• **Aim of the task**: Set every record down verbatim and omit the pictures.

※ ※ ※

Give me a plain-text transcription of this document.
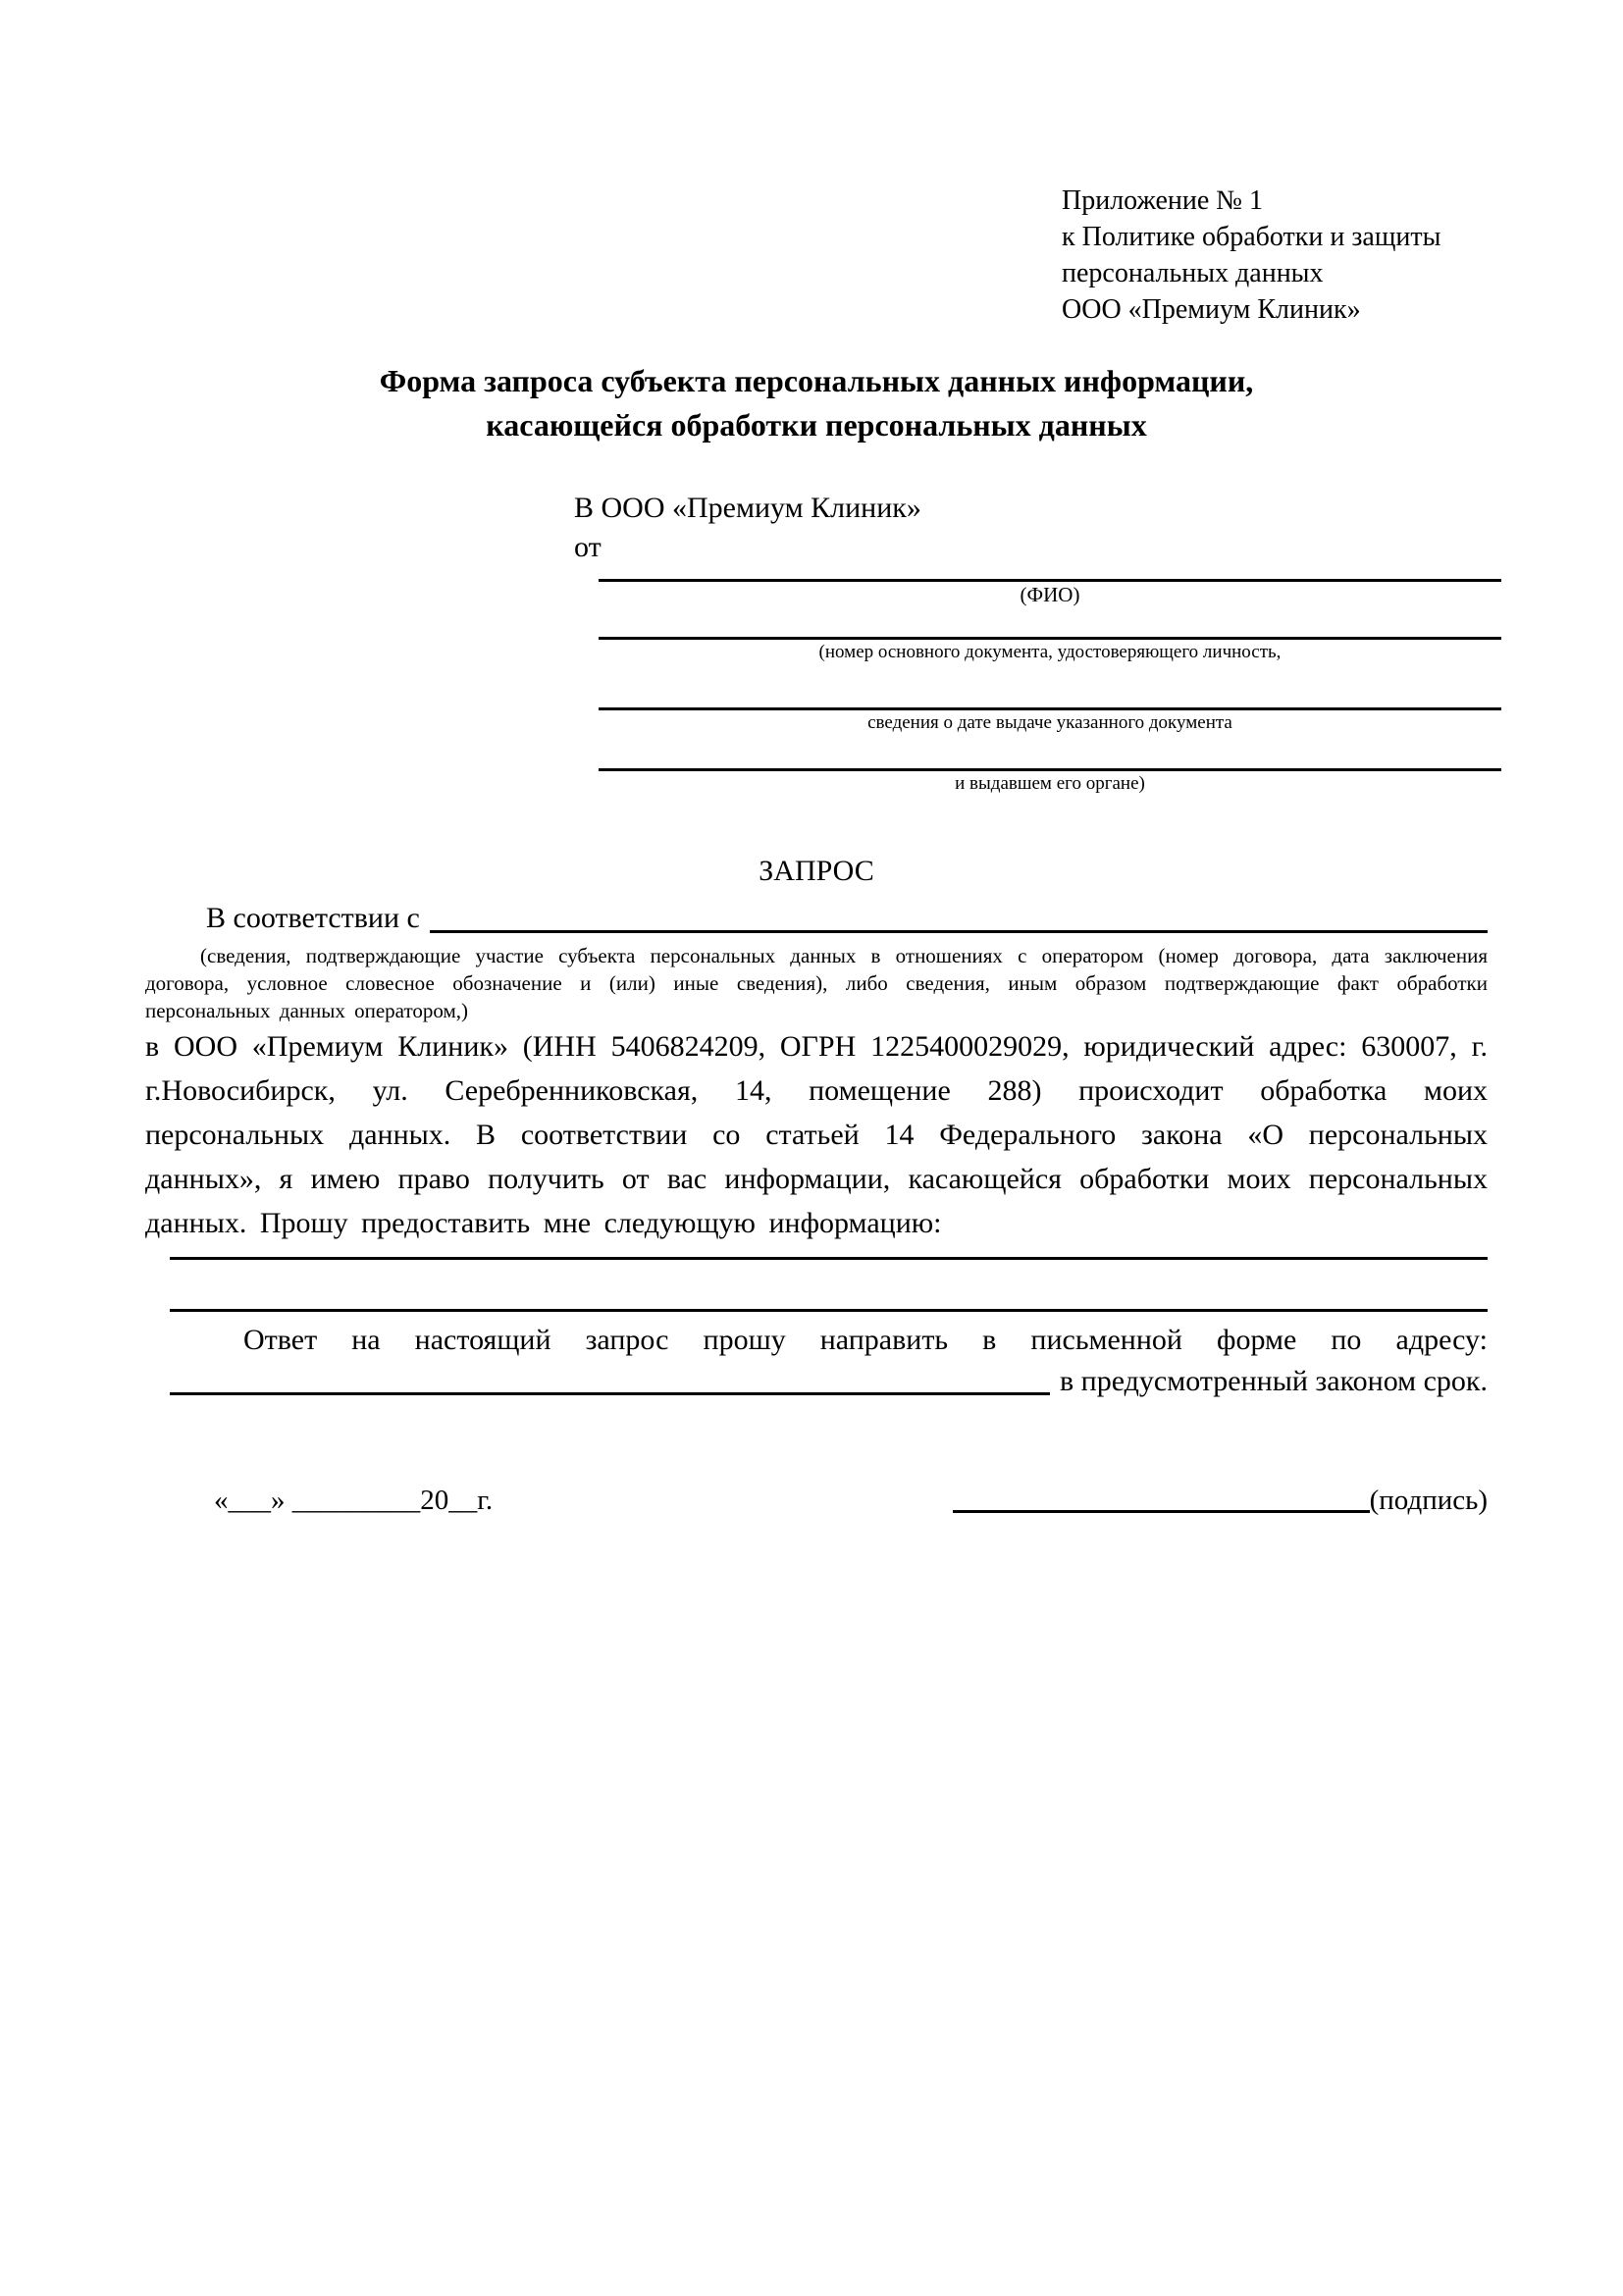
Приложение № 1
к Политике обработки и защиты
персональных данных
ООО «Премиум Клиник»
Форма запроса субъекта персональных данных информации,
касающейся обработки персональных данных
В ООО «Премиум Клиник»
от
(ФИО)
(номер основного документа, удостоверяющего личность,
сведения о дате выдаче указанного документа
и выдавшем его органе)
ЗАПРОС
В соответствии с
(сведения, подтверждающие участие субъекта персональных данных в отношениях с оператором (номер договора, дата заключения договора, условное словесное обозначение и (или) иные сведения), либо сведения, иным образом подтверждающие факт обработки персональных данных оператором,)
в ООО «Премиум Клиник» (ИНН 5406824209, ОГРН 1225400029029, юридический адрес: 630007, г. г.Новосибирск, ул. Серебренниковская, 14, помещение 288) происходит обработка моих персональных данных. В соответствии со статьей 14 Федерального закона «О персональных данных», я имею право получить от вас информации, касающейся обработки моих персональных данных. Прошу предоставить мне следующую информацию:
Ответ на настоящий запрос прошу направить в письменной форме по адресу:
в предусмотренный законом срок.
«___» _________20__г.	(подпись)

※ ※ ※

• **Completed task**:
Give me a plain-text transcription of this document.
Приложение № 1
к Политике обработки и защиты
персональных данных
ООО «Премиум Клиник»
Форма запроса субъекта персональных данных информации,
касающейся обработки персональных данных
В ООО «Премиум Клиник»
от
(ФИО)
(номер основного документа, удостоверяющего личность,
сведения о дате выдаче указанного документа
и выдавшем его органе)
ЗАПРОС
В соответствии с
(сведения, подтверждающие участие субъекта персональных данных в отношениях с оператором (номер договора, дата заключения договора, условное словесное обозначение и (или) иные сведения), либо сведения, иным образом подтверждающие факт обработки персональных данных оператором,)
в ООО «Премиум Клиник» (ИНН 5406824209, ОГРН 1225400029029, юридический адрес: 630007, г. г.Новосибирск, ул. Серебренниковская, 14, помещение 288) происходит обработка моих персональных данных. В соответствии со статьей 14 Федерального закона «О персональных данных», я имею право получить от вас информации, касающейся обработки моих персональных данных. Прошу предоставить мне следующую информацию:
Ответ на настоящий запрос прошу направить в письменной форме по адресу:
в предусмотренный законом срок.
«___» _________20__г.	(подпись)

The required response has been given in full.